- _What this task involves_:
Output all records precisely as written.
━━━ Information shown ━━━
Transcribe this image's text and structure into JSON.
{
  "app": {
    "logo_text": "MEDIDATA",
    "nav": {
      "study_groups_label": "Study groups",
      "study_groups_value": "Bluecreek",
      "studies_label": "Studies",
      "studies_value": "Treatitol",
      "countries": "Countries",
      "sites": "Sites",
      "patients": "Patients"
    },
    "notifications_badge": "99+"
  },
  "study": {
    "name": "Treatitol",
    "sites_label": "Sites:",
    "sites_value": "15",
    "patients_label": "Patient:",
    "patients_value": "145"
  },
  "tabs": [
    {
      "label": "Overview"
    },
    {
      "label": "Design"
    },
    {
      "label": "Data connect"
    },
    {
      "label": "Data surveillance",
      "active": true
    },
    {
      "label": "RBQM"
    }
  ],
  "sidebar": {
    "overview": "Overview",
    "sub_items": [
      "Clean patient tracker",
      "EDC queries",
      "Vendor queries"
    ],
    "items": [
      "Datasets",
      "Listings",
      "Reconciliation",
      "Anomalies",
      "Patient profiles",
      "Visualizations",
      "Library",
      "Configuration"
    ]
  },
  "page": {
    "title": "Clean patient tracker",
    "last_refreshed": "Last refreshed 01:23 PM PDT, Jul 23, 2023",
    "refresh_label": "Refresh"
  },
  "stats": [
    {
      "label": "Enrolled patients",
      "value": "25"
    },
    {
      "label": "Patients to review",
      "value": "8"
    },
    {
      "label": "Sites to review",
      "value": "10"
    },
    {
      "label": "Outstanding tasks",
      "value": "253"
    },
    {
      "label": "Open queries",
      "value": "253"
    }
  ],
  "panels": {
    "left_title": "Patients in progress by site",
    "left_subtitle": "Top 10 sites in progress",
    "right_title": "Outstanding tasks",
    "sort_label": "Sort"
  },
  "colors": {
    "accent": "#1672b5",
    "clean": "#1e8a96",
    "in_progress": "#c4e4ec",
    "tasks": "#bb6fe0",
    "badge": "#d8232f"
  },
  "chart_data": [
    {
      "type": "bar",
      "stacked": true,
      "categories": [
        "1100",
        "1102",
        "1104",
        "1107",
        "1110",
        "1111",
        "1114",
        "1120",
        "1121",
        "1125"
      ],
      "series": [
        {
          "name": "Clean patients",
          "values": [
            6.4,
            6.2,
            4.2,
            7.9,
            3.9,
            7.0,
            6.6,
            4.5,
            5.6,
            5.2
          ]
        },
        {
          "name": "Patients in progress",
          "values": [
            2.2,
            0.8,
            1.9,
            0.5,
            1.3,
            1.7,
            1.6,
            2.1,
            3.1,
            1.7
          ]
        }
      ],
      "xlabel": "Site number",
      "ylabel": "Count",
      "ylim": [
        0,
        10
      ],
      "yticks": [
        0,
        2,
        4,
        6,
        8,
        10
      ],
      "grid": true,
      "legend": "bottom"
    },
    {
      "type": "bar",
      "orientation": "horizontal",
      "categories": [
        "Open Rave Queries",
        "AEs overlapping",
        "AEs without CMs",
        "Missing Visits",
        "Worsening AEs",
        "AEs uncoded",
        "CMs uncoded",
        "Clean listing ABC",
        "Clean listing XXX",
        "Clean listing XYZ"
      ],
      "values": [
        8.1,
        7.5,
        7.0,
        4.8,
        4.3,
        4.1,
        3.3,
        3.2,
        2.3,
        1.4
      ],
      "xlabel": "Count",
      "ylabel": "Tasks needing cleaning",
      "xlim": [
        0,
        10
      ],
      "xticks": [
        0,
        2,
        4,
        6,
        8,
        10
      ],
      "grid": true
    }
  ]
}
━━━
- _Final answer_:
Transcribe this image's text and structure into JSON.
{
  "app": {
    "logo_text": "MEDIDATA",
    "nav": {
      "study_groups_label": "Study groups",
      "study_groups_value": "Bluecreek",
      "studies_label": "Studies",
      "studies_value": "Treatitol",
      "countries": "Countries",
      "sites": "Sites",
      "patients": "Patients"
    },
    "notifications_badge": "99+"
  },
  "study": {
    "name": "Treatitol",
    "sites_label": "Sites:",
    "sites_value": "15",
    "patients_label": "Patient:",
    "patients_value": "145"
  },
  "tabs": [
    {
      "label": "Overview"
    },
    {
      "label": "Design"
    },
    {
      "label": "Data connect"
    },
    {
      "label": "Data surveillance",
      "active": true
    },
    {
      "label": "RBQM"
    }
  ],
  "sidebar": {
    "overview": "Overview",
    "sub_items": [
      "Clean patient tracker",
      "EDC queries",
      "Vendor queries"
    ],
    "items": [
      "Datasets",
      "Listings",
      "Reconciliation",
      "Anomalies",
      "Patient profiles",
      "Visualizations",
      "Library",
      "Configuration"
    ]
  },
  "page": {
    "title": "Clean patient tracker",
    "last_refreshed": "Last refreshed 01:23 PM PDT, Jul 23, 2023",
    "refresh_label": "Refresh"
  },
  "stats": [
    {
      "label": "Enrolled patients",
      "value": "25"
    },
    {
      "label": "Patients to review",
      "value": "8"
    },
    {
      "label": "Sites to review",
      "value": "10"
    },
    {
      "label": "Outstanding tasks",
      "value": "253"
    },
    {
      "label": "Open queries",
      "value": "253"
    }
  ],
  "panels": {
    "left_title": "Patients in progress by site",
    "left_subtitle": "Top 10 sites in progress",
    "right_title": "Outstanding tasks",
    "sort_label": "Sort"
  },
  "colors": {
    "accent": "#1672b5",
    "clean": "#1e8a96",
    "in_progress": "#c4e4ec",
    "tasks": "#bb6fe0",
    "badge": "#d8232f"
  },
  "chart_data": [
    {
      "type": "bar",
      "stacked": true,
      "categories": [
        "1100",
        "1102",
        "1104",
        "1107",
        "1110",
        "1111",
        "1114",
        "1120",
        "1121",
        "1125"
      ],
      "series": [
        {
          "name": "Clean patients",
          "values": [
            6.4,
            6.2,
            4.2,
            7.9,
            3.9,
            7.0,
            6.6,
            4.5,
            5.6,
            5.2
          ]
        },
        {
          "name": "Patients in progress",
          "values": [
            2.2,
            0.8,
            1.9,
            0.5,
            1.3,
            1.7,
            1.6,
            2.1,
            3.1,
            1.7
          ]
        }
      ],
      "xlabel": "Site number",
      "ylabel": "Count",
      "ylim": [
        0,
        10
      ],
      "yticks": [
        0,
        2,
        4,
        6,
        8,
        10
      ],
      "grid": true,
      "legend": "bottom"
    },
    {
      "type": "bar",
      "orientation": "horizontal",
      "categories": [
        "Open Rave Queries",
        "AEs overlapping",
        "AEs without CMs",
        "Missing Visits",
        "Worsening AEs",
        "AEs uncoded",
        "CMs uncoded",
        "Clean listing ABC",
        "Clean listing XXX",
        "Clean listing XYZ"
      ],
      "values": [
        8.1,
        7.5,
        7.0,
        4.8,
        4.3,
        4.1,
        3.3,
        3.2,
        2.3,
        1.4
      ],
      "xlabel": "Count",
      "ylabel": "Tasks needing cleaning",
      "xlim": [
        0,
        10
      ],
      "xticks": [
        0,
        2,
        4,
        6,
        8,
        10
      ],
      "grid": true
    }
  ]
}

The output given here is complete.